EX-5.1 2 loop_ex51.htm OPINION lp_ex51.htm

EXHIBIT 5.1

 

 

 

July 3, 2025

 

Loop Industries, Inc.

480 Fernand-Poitras

Terrebonne, Quebec, Canada, J6Y 1Y4

 

Re:     Registration Statement on Form S-3 and Prospectus Supplement

 

Ladies and Gentlemen:

 

We have acted as counsel to Loop Industries, Inc., a Nevada corporation (the “Corporation”), in connection with the issuance and sale by the Corporation from time to time on a delayed or continuous basis pursuant to Rule 415 under the Securities Act of 1933, as amended (the “Securities Act”), of securities registered pursuant to the Corporation’s Registration Statement on Form S-3 (File No. 333-281883) (the “Registration Statement”), which was declared effective by the United States Securities and Exchange Commission (the “Commission”) on September 10, 2024, including the prospectus dated September 10, 2024 (the “Base Prospectus”), and the Prospectus Supplement, dated July 3, 2025 (the “Prospectus Supplement” and, together with the Base Prospectus, including the documents incorporated by reference therein as of the date hereof, the “Prospectus”). The Prospectus covers the offer and sale from time to time by the Corporation of shares of its common stock, $0.0001 par value per share (the “Common Stock”), with an aggregate offering price of up to $15,000,000 (the “Shares”). The Shares are to be issued and sold by the Corporation pursuant to the At The Market Offering Agreement, dated July 3, 2025 (the “Offering Agreement”), between the Corporation and Roth Capital Partners, LLC. The Offering Agreement will be filed with the Commission as Exhibit 10.1 to the Corporation’s Current Report on Form 8-K dated July 3, 2025.

Short task 1 - In the opinion letter, which firm is the Corporation's counterparty to the At The Market Offering Agreement?
The listing has no connection to the opinion letter.

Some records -
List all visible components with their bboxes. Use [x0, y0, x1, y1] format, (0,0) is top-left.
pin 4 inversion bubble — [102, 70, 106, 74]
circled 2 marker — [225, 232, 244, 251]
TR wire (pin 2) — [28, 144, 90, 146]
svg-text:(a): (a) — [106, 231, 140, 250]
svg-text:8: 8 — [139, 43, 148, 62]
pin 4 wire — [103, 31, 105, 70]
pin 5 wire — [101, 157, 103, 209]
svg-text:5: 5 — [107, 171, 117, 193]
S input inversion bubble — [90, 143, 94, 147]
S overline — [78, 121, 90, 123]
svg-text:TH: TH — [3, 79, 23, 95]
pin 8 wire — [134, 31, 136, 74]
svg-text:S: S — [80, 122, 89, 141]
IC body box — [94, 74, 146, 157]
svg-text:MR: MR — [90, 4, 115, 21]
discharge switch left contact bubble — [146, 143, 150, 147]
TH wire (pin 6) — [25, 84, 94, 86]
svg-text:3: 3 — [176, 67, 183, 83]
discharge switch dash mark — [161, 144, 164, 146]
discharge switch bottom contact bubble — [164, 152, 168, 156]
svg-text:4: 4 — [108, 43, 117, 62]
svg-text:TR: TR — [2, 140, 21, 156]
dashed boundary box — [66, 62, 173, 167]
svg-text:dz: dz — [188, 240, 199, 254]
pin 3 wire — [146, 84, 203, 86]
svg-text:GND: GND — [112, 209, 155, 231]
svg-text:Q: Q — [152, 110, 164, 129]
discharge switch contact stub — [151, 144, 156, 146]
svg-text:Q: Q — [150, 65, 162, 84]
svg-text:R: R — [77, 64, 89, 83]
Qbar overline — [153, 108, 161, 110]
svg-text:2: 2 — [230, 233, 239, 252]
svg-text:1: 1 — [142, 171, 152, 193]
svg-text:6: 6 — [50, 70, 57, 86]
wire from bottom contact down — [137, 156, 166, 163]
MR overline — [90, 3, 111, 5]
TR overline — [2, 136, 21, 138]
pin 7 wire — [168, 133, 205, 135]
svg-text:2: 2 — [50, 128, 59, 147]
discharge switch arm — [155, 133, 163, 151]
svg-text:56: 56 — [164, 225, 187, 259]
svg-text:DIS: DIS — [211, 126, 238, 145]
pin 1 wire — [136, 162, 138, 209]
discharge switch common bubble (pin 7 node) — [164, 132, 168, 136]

Short task 2 - Return, without any changes, the part of the listing that opens with its first line and closes with the line containing "S overline — [78, 121, 90, 123]", including both of those lines.

Expected output 1 - Roth Capital Partners, LLC.

Expected output 2 -
List all visible components with their bboxes. Use [x0, y0, x1, y1] format, (0,0) is top-left.
pin 4 inversion bubble — [102, 70, 106, 74]
circled 2 marker — [225, 232, 244, 251]
TR wire (pin 2) — [28, 144, 90, 146]
svg-text:(a): (a) — [106, 231, 140, 250]
svg-text:8: 8 — [139, 43, 148, 62]
pin 4 wire — [103, 31, 105, 70]
pin 5 wire — [101, 157, 103, 209]
svg-text:5: 5 — [107, 171, 117, 193]
S input inversion bubble — [90, 143, 94, 147]
S overline — [78, 121, 90, 123]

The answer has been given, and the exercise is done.